- [Dataset records]
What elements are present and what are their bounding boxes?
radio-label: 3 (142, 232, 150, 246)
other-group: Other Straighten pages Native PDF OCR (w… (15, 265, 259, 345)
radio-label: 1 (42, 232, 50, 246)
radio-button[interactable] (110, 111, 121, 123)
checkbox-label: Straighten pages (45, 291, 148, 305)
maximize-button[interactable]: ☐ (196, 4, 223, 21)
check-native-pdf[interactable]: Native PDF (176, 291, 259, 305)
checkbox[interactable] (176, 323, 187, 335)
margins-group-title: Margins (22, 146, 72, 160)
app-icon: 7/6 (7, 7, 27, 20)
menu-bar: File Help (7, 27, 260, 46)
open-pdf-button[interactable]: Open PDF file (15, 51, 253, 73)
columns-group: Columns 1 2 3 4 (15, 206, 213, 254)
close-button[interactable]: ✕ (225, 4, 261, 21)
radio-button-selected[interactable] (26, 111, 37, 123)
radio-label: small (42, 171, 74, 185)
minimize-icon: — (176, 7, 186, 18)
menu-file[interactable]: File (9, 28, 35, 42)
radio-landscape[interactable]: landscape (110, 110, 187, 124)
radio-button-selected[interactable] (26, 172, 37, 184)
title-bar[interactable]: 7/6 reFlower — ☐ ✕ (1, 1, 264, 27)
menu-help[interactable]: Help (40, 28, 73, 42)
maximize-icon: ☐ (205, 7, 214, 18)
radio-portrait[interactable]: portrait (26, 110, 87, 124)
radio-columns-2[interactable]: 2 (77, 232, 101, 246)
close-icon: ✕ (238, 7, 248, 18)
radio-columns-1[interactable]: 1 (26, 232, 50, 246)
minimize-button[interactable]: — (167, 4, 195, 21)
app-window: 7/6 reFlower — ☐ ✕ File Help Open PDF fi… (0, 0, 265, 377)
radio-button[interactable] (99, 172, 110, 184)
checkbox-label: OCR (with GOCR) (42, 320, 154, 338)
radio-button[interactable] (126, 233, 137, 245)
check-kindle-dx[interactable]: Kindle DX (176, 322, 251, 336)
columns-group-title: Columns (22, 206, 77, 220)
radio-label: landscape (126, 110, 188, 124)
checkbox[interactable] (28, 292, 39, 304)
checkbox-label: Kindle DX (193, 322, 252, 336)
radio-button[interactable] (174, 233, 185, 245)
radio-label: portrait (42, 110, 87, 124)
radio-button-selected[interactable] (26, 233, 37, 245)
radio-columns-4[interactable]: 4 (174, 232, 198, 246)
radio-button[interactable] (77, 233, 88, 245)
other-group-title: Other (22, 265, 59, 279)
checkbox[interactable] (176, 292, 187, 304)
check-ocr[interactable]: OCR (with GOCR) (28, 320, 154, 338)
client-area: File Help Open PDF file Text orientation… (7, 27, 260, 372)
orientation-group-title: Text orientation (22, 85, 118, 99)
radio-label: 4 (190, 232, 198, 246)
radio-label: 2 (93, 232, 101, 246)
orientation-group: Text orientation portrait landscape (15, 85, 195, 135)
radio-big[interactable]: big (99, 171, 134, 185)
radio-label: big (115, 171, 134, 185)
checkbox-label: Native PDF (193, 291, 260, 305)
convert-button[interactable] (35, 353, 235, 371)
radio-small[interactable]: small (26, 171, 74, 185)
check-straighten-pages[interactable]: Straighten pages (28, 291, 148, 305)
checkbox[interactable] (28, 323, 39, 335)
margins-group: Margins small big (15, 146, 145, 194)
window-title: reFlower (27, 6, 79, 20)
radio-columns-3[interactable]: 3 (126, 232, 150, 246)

- [Exercise details] Copy the records above word for word, from their first line through the line containing "radio-button-selected[interactable] (26, 172, 37, 184)", including both of those lines.

- [Expected output]
What elements are present and what are their bounding boxes?
radio-label: 3 (142, 232, 150, 246)
other-group: Other Straighten pages Native PDF OCR (w… (15, 265, 259, 345)
radio-label: 1 (42, 232, 50, 246)
radio-button[interactable] (110, 111, 121, 123)
checkbox-label: Straighten pages (45, 291, 148, 305)
maximize-button[interactable]: ☐ (196, 4, 223, 21)
check-native-pdf[interactable]: Native PDF (176, 291, 259, 305)
checkbox[interactable] (176, 323, 187, 335)
margins-group-title: Margins (22, 146, 72, 160)
app-icon: 7/6 (7, 7, 27, 20)
menu-bar: File Help (7, 27, 260, 46)
open-pdf-button[interactable]: Open PDF file (15, 51, 253, 73)
columns-group: Columns 1 2 3 4 (15, 206, 213, 254)
close-button[interactable]: ✕ (225, 4, 261, 21)
radio-button-selected[interactable] (26, 111, 37, 123)
radio-label: small (42, 171, 74, 185)
minimize-icon: — (176, 7, 186, 18)
menu-file[interactable]: File (9, 28, 35, 42)
radio-landscape[interactable]: landscape (110, 110, 187, 124)
radio-button-selected[interactable] (26, 172, 37, 184)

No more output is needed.